Task goal
Go through the entries below and write each one out exactly.

Items from a data source
************

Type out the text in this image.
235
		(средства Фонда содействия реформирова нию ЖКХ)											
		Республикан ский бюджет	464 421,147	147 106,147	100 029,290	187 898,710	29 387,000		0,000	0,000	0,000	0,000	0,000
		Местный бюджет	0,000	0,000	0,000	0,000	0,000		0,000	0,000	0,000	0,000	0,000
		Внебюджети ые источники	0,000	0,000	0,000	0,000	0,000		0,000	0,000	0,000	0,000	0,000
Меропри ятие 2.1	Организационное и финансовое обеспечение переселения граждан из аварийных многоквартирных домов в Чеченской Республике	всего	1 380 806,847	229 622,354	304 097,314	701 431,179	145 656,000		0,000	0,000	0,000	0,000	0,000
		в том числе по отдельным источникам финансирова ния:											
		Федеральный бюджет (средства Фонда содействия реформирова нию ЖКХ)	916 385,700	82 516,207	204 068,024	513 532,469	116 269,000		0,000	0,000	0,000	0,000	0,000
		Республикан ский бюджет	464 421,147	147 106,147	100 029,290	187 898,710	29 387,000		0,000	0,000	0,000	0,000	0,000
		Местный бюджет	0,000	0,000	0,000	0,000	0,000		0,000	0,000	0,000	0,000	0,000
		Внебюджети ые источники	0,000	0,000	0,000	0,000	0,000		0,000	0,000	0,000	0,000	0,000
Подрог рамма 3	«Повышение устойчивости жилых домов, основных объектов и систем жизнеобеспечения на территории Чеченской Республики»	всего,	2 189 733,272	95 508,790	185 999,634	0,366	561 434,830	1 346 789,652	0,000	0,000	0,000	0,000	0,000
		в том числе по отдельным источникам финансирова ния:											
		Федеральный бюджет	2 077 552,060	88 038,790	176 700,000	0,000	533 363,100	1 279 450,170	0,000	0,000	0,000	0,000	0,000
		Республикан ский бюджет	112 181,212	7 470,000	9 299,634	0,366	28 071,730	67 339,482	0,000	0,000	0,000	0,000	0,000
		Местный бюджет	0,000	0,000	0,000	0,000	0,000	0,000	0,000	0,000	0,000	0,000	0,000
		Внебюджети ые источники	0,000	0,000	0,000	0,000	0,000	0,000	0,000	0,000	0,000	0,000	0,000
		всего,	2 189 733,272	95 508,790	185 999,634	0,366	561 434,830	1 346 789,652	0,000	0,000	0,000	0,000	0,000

************

Answer to the problem
Type out the text in this image.
235
		(средства Фонда содействия реформирова нию ЖКХ)											
		Республикан ский бюджет	464 421,147	147 106,147	100 029,290	187 898,710	29 387,000		0,000	0,000	0,000	0,000	0,000
		Местный бюджет	0,000	0,000	0,000	0,000	0,000		0,000	0,000	0,000	0,000	0,000
		Внебюджети ые источники	0,000	0,000	0,000	0,000	0,000		0,000	0,000	0,000	0,000	0,000
Меропри ятие 2.1	Организационное и финансовое обеспечение переселения граждан из аварийных многоквартирных домов в Чеченской Республике	всего	1 380 806,847	229 622,354	304 097,314	701 431,179	145 656,000		0,000	0,000	0,000	0,000	0,000
		в том числе по отдельным источникам финансирова ния:											
		Федеральный бюджет (средства Фонда содействия реформирова нию ЖКХ)	916 385,700	82 516,207	204 068,024	513 532,469	116 269,000		0,000	0,000	0,000	0,000	0,000
		Республикан ский бюджет	464 421,147	147 106,147	100 029,290	187 898,710	29 387,000		0,000	0,000	0,000	0,000	0,000
		Местный бюджет	0,000	0,000	0,000	0,000	0,000		0,000	0,000	0,000	0,000	0,000
		Внебюджети ые источники	0,000	0,000	0,000	0,000	0,000		0,000	0,000	0,000	0,000	0,000
Подрог рамма 3	«Повышение устойчивости жилых домов, основных объектов и систем жизнеобеспечения на территории Чеченской Республики»	всего,	2 189 733,272	95 508,790	185 999,634	0,366	561 434,830	1 346 789,652	0,000	0,000	0,000	0,000	0,000
		в том числе по отдельным источникам финансирова ния:											
		Федеральный бюджет	2 077 552,060	88 038,790	176 700,000	0,000	533 363,100	1 279 450,170	0,000	0,000	0,000	0,000	0,000
		Республикан ский бюджет	112 181,212	7 470,000	9 299,634	0,366	28 071,730	67 339,482	0,000	0,000	0,000	0,000	0,000
		Местный бюджет	0,000	0,000	0,000	0,000	0,000	0,000	0,000	0,000	0,000	0,000	0,000
		Внебюджети ые источники	0,000	0,000	0,000	0,000	0,000	0,000	0,000	0,000	0,000	0,000	0,000
		всего,	2 189 733,272	95 508,790	185 999,634	0,366	561 434,830	1 346 789,652	0,000	0,000	0,000	0,000	0,000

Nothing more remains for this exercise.